** Begin **

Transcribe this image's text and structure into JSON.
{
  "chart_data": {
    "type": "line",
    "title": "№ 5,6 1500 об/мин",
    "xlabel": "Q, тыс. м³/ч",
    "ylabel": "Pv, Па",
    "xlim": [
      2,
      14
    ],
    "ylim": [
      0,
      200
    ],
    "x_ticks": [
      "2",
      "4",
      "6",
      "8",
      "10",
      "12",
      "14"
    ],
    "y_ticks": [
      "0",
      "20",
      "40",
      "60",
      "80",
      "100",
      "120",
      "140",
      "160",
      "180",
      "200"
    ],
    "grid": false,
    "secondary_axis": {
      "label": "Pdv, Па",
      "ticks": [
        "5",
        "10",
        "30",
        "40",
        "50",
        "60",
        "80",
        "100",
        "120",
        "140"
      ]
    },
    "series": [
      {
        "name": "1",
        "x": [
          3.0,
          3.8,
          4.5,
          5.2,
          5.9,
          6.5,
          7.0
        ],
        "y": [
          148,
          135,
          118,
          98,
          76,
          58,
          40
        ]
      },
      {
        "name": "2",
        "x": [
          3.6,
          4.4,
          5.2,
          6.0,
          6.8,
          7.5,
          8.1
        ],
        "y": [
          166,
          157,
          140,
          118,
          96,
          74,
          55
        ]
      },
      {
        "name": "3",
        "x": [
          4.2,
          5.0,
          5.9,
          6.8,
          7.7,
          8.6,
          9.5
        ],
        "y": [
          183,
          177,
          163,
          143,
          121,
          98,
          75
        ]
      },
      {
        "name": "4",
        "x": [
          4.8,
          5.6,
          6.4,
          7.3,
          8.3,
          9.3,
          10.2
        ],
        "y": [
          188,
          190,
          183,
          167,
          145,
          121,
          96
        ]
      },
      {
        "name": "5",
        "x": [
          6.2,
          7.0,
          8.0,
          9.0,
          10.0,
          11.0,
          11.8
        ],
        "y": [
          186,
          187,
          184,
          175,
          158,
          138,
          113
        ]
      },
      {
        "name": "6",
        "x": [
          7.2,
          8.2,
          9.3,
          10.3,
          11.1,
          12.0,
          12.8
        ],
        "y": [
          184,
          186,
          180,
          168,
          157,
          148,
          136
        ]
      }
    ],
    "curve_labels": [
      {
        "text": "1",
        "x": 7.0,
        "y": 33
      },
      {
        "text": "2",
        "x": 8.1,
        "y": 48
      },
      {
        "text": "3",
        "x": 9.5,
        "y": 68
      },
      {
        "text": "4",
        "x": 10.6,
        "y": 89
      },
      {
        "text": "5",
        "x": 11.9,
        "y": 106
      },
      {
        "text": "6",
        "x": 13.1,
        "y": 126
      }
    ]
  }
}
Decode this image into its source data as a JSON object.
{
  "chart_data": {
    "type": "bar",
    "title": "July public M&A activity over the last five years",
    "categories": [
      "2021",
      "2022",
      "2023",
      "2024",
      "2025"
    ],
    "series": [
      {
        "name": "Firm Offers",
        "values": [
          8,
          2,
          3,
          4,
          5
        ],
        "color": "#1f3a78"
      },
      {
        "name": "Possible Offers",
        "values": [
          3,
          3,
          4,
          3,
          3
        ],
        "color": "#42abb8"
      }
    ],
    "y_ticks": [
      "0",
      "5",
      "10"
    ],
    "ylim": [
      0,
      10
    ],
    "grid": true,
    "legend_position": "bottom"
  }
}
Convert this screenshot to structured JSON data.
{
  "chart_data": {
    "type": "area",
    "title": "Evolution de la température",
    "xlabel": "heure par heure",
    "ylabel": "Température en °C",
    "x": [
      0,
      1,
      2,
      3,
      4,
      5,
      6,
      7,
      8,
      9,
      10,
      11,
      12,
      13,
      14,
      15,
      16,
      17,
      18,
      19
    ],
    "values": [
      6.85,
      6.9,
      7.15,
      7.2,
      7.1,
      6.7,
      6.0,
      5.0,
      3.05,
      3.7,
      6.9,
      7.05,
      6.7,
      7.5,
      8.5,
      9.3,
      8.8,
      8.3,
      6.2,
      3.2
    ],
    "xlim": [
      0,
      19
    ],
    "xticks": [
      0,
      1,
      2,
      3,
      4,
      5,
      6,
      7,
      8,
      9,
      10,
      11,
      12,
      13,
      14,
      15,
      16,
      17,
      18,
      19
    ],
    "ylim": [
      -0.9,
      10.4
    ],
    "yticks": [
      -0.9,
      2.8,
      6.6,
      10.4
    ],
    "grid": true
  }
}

** End **
** Begin **

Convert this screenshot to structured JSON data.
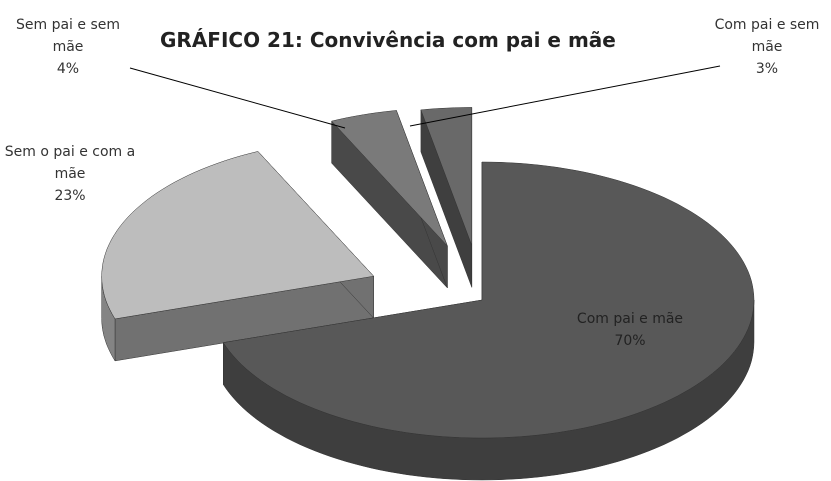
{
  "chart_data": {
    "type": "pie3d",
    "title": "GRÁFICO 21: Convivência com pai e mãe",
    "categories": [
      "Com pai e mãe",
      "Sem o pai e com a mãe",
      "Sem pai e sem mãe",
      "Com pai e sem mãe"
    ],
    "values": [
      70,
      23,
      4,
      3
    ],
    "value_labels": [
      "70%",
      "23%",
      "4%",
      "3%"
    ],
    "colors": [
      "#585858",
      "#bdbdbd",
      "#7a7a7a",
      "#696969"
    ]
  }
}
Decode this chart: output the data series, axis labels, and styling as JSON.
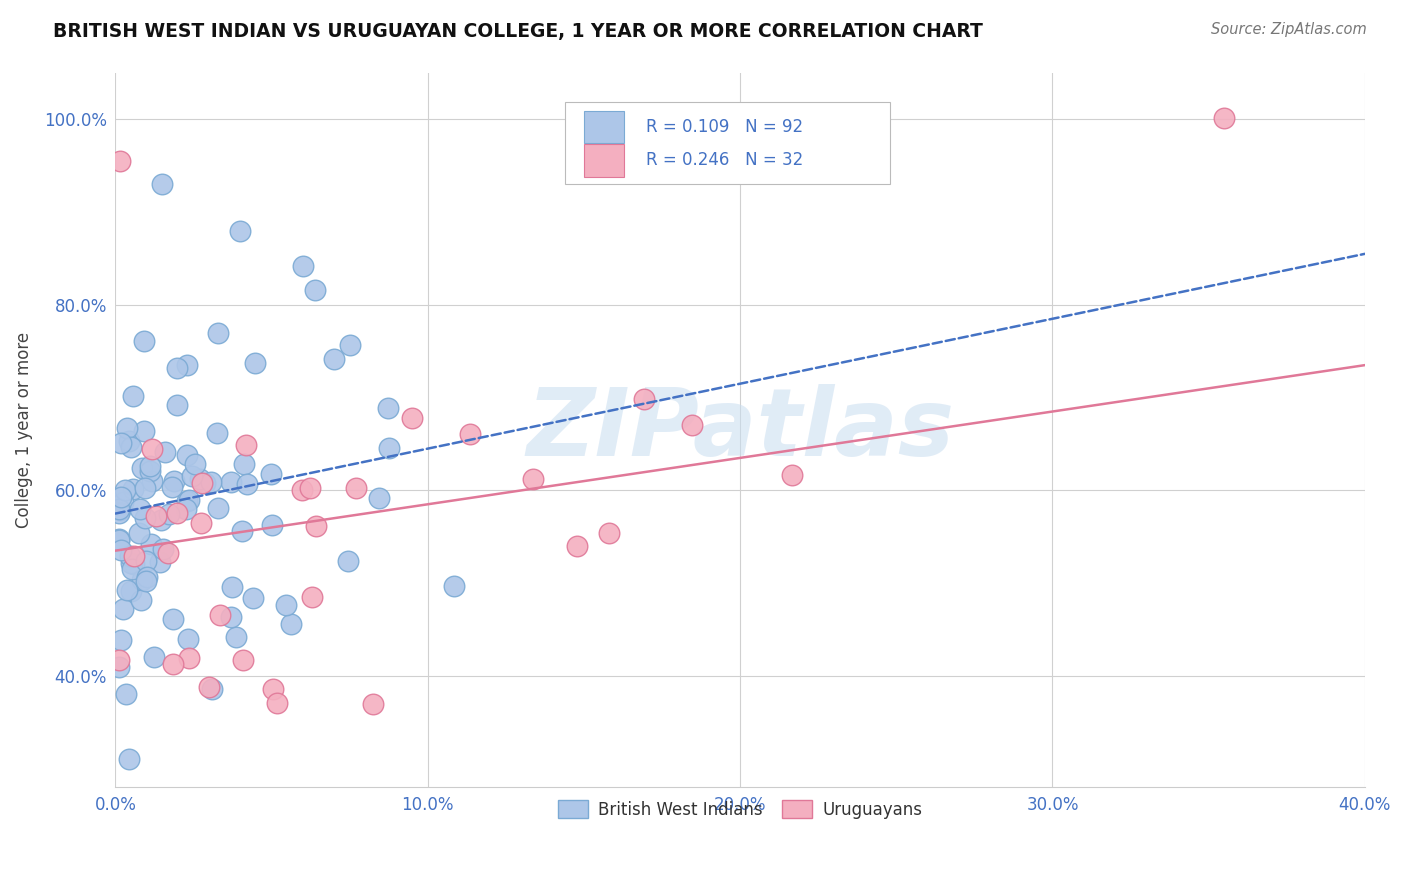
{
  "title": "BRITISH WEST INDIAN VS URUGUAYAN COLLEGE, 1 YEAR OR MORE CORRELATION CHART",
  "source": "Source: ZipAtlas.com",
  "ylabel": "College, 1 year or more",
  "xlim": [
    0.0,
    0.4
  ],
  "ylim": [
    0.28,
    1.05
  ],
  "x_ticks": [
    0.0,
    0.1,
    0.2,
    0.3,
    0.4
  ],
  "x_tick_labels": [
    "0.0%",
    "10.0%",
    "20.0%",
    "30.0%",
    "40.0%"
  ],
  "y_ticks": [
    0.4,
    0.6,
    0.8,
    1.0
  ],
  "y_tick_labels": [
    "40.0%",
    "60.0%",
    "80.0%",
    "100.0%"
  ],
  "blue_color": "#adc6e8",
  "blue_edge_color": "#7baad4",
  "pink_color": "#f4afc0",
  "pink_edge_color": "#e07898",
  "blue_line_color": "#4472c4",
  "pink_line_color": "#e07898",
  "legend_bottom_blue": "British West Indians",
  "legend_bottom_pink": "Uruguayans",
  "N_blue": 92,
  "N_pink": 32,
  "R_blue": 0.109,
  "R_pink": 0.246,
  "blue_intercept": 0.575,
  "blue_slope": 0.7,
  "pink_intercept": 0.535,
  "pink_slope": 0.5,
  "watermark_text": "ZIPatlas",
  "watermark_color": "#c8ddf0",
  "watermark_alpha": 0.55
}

** End **

Report all lines of the material that contain the word "this".

→ **SOLVED PROBLEM**
Transcribe this image's text and structure into JSON.
Decode this image into its source data as a JSON object.
Convert this screenshot to structured JSON data.
Convert this screenshot to structured JSON data.
Decode this chart: output the data series, axis labels, and styling as JSON.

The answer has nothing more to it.